## Required work
Reproduce each of the lines word for word.

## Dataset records
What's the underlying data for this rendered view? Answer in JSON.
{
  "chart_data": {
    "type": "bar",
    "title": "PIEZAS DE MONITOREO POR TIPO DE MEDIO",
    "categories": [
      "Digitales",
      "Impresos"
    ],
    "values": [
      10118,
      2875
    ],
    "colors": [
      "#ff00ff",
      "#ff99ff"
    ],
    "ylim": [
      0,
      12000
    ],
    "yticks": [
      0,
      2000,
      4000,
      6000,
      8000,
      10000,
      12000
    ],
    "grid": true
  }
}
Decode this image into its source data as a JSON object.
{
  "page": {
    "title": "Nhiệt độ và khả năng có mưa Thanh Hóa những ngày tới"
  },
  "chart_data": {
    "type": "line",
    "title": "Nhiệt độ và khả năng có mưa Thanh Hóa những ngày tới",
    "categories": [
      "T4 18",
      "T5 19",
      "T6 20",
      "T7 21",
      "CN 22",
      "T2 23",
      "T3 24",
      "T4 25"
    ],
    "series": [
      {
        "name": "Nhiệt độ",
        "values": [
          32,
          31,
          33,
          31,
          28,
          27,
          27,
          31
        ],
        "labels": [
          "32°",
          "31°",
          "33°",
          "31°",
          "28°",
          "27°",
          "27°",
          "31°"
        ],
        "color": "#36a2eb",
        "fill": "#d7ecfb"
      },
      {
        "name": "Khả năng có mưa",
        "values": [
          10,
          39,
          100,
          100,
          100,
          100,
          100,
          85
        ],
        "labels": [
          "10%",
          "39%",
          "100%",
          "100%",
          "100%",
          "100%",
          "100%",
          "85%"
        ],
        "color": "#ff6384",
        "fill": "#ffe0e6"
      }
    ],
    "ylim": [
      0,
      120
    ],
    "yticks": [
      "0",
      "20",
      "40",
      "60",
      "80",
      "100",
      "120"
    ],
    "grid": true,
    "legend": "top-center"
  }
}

## Reply
What's the underlying data for this rendered view? Answer in JSON.
{
  "chart_data": {
    "type": "bar",
    "title": "PIEZAS DE MONITOREO POR TIPO DE MEDIO",
    "categories": [
      "Digitales",
      "Impresos"
    ],
    "values": [
      10118,
      2875
    ],
    "colors": [
      "#ff00ff",
      "#ff99ff"
    ],
    "ylim": [
      0,
      12000
    ],
    "yticks": [
      0,
      2000,
      4000,
      6000,
      8000,
      10000,
      12000
    ],
    "grid": true
  }
}
Decode this image into its source data as a JSON object.
{
  "page": {
    "title": "Nhiệt độ và khả năng có mưa Thanh Hóa những ngày tới"
  },
  "chart_data": {
    "type": "line",
    "title": "Nhiệt độ và khả năng có mưa Thanh Hóa những ngày tới",
    "categories": [
      "T4 18",
      "T5 19",
      "T6 20",
      "T7 21",
      "CN 22",
      "T2 23",
      "T3 24",
      "T4 25"
    ],
    "series": [
      {
        "name": "Nhiệt độ",
        "values": [
          32,
          31,
          33,
          31,
          28,
          27,
          27,
          31
        ],
        "labels": [
          "32°",
          "31°",
          "33°",
          "31°",
          "28°",
          "27°",
          "27°",
          "31°"
        ],
        "color": "#36a2eb",
        "fill": "#d7ecfb"
      },
      {
        "name": "Khả năng có mưa",
        "values": [
          10,
          39,
          100,
          100,
          100,
          100,
          100,
          85
        ],
        "labels": [
          "10%",
          "39%",
          "100%",
          "100%",
          "100%",
          "100%",
          "100%",
          "85%"
        ],
        "color": "#ff6384",
        "fill": "#ffe0e6"
      }
    ],
    "ylim": [
      0,
      120
    ],
    "yticks": [
      "0",
      "20",
      "40",
      "60",
      "80",
      "100",
      "120"
    ],
    "grid": true,
    "legend": "top-center"
  }
}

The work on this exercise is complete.